Reproduce every entry exactly, without alteration.

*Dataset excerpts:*

==========

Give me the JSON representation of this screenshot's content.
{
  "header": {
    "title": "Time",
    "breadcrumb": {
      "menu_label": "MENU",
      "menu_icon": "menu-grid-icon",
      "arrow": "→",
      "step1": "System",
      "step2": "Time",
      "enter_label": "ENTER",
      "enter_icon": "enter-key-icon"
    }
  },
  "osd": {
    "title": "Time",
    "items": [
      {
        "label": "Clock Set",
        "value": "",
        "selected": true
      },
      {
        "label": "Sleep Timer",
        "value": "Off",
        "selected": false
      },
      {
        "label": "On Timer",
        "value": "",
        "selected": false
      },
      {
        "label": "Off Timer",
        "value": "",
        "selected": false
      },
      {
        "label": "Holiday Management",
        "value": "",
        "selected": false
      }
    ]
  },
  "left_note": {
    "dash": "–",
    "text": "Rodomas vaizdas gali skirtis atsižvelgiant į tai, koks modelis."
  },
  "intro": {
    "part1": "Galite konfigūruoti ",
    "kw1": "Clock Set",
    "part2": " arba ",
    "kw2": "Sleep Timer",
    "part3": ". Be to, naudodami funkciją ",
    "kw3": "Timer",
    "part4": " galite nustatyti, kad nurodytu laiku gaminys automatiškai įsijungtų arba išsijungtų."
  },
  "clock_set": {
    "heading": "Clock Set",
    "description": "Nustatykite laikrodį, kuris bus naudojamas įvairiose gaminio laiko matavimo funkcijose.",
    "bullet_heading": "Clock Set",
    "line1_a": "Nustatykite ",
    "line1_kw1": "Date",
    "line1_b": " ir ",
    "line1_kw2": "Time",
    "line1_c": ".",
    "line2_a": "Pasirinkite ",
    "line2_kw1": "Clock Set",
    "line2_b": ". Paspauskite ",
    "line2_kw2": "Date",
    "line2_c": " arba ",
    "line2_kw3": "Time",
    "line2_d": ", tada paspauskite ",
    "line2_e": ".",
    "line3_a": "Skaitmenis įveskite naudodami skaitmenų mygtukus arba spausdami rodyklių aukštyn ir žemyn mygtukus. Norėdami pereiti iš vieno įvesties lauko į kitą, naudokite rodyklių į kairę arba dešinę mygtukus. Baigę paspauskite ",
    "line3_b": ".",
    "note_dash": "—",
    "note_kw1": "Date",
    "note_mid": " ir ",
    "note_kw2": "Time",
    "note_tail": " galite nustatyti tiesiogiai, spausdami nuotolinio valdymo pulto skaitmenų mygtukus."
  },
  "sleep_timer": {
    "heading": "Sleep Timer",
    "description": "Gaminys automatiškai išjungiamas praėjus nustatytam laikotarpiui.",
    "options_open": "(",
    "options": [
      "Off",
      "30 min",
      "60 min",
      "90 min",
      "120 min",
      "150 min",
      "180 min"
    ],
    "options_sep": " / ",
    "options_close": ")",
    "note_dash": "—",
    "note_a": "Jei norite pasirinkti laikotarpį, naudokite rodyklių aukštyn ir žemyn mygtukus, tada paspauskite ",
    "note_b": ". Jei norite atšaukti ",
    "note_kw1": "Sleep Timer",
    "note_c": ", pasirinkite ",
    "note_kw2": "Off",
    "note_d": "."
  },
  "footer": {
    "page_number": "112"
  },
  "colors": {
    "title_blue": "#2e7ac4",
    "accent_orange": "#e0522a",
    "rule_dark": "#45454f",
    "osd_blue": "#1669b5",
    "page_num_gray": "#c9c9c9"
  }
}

==========

*Task solution:*
Give me the JSON representation of this screenshot's content.
{
  "header": {
    "title": "Time",
    "breadcrumb": {
      "menu_label": "MENU",
      "menu_icon": "menu-grid-icon",
      "arrow": "→",
      "step1": "System",
      "step2": "Time",
      "enter_label": "ENTER",
      "enter_icon": "enter-key-icon"
    }
  },
  "osd": {
    "title": "Time",
    "items": [
      {
        "label": "Clock Set",
        "value": "",
        "selected": true
      },
      {
        "label": "Sleep Timer",
        "value": "Off",
        "selected": false
      },
      {
        "label": "On Timer",
        "value": "",
        "selected": false
      },
      {
        "label": "Off Timer",
        "value": "",
        "selected": false
      },
      {
        "label": "Holiday Management",
        "value": "",
        "selected": false
      }
    ]
  },
  "left_note": {
    "dash": "–",
    "text": "Rodomas vaizdas gali skirtis atsižvelgiant į tai, koks modelis."
  },
  "intro": {
    "part1": "Galite konfigūruoti ",
    "kw1": "Clock Set",
    "part2": " arba ",
    "kw2": "Sleep Timer",
    "part3": ". Be to, naudodami funkciją ",
    "kw3": "Timer",
    "part4": " galite nustatyti, kad nurodytu laiku gaminys automatiškai įsijungtų arba išsijungtų."
  },
  "clock_set": {
    "heading": "Clock Set",
    "description": "Nustatykite laikrodį, kuris bus naudojamas įvairiose gaminio laiko matavimo funkcijose.",
    "bullet_heading": "Clock Set",
    "line1_a": "Nustatykite ",
    "line1_kw1": "Date",
    "line1_b": " ir ",
    "line1_kw2": "Time",
    "line1_c": ".",
    "line2_a": "Pasirinkite ",
    "line2_kw1": "Clock Set",
    "line2_b": ". Paspauskite ",
    "line2_kw2": "Date",
    "line2_c": " arba ",
    "line2_kw3": "Time",
    "line2_d": ", tada paspauskite ",
    "line2_e": ".",
    "line3_a": "Skaitmenis įveskite naudodami skaitmenų mygtukus arba spausdami rodyklių aukštyn ir žemyn mygtukus. Norėdami pereiti iš vieno įvesties lauko į kitą, naudokite rodyklių į kairę arba dešinę mygtukus. Baigę paspauskite ",
    "line3_b": ".",
    "note_dash": "—",
    "note_kw1": "Date",
    "note_mid": " ir ",
    "note_kw2": "Time",
    "note_tail": " galite nustatyti tiesiogiai, spausdami nuotolinio valdymo pulto skaitmenų mygtukus."
  },
  "sleep_timer": {
    "heading": "Sleep Timer",
    "description": "Gaminys automatiškai išjungiamas praėjus nustatytam laikotarpiui.",
    "options_open": "(",
    "options": [
      "Off",
      "30 min",
      "60 min",
      "90 min",
      "120 min",
      "150 min",
      "180 min"
    ],
    "options_sep": " / ",
    "options_close": ")",
    "note_dash": "—",
    "note_a": "Jei norite pasirinkti laikotarpį, naudokite rodyklių aukštyn ir žemyn mygtukus, tada paspauskite ",
    "note_b": ". Jei norite atšaukti ",
    "note_kw1": "Sleep Timer",
    "note_c": ", pasirinkite ",
    "note_kw2": "Off",
    "note_d": "."
  },
  "footer": {
    "page_number": "112"
  },
  "colors": {
    "title_blue": "#2e7ac4",
    "accent_orange": "#e0522a",
    "rule_dark": "#45454f",
    "osd_blue": "#1669b5",
    "page_num_gray": "#c9c9c9"
  }
}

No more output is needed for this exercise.